--- start of Material to process ---

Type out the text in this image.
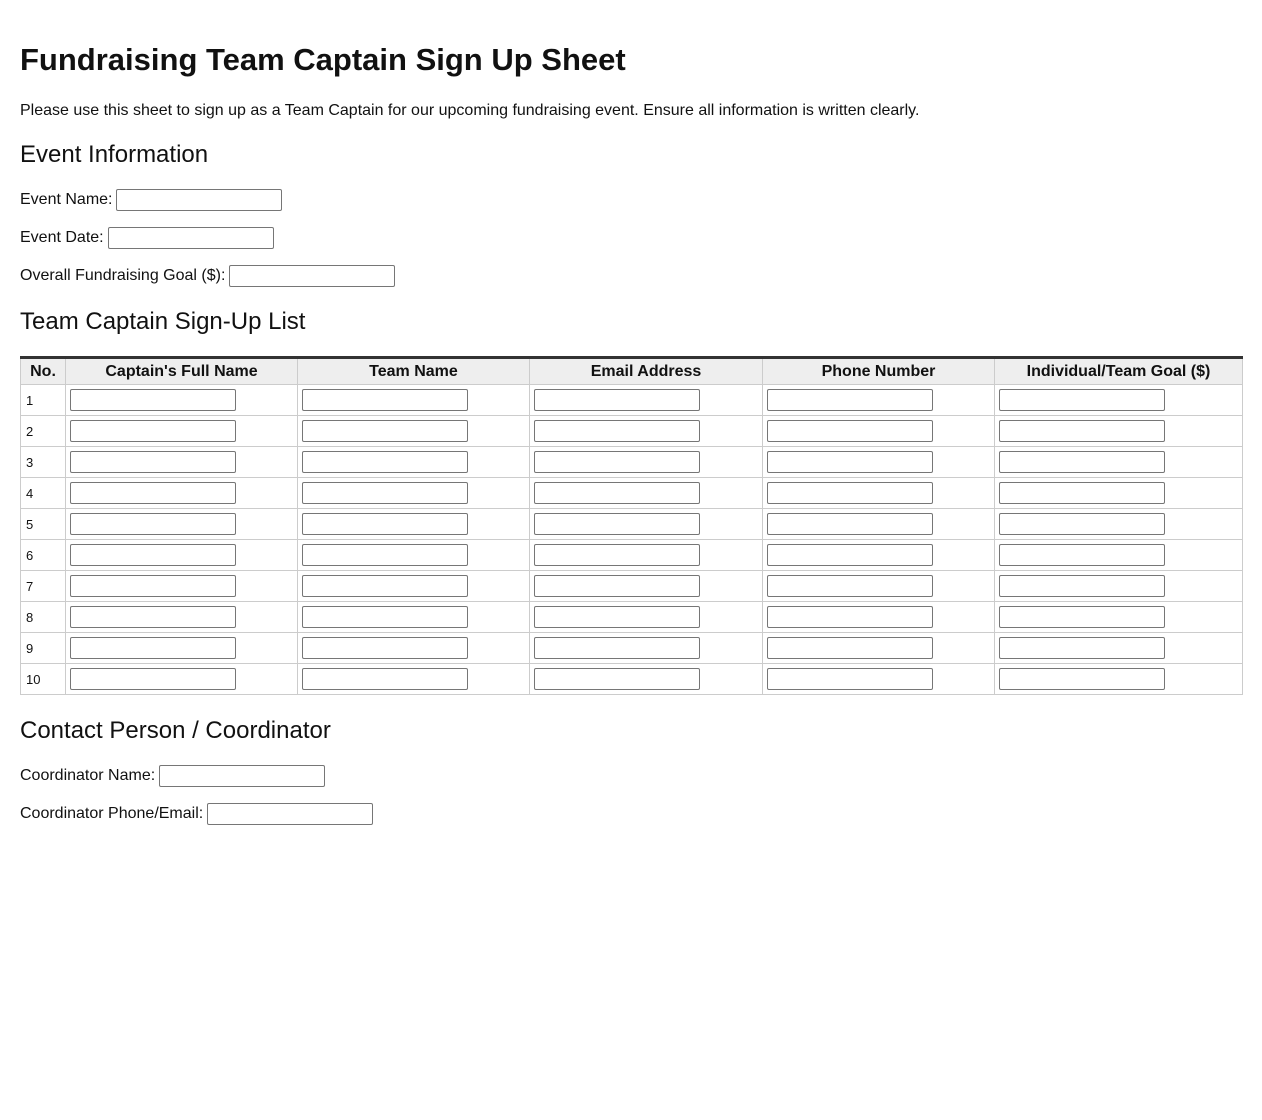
Fundraising Team Captain Sign Up Sheet
Please use this sheet to sign up as a Team Captain for our upcoming fundraising event. Ensure all information is written clearly.
Event Information
Event Name:
Event Date:
Overall Fundraising Goal ($):
Team Captain Sign-Up List
No.	Captain's Full Name	Team Name	Email Address	Phone Number	Individual/Team Goal ($)
1					
2					
3					
4					
5					
6					
7					
8					
9					
10					
Contact Person / Coordinator
Coordinator Name:
Coordinator Phone/Email:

--- end of Material to process ---

- Exercise brief: Copy out all lines where the word "Email" appears.

- Full answer:
No.	Captain's Full Name	Team Name	Email Address	Phone Number	Individual/Team Goal ($)
Coordinator Phone/Email:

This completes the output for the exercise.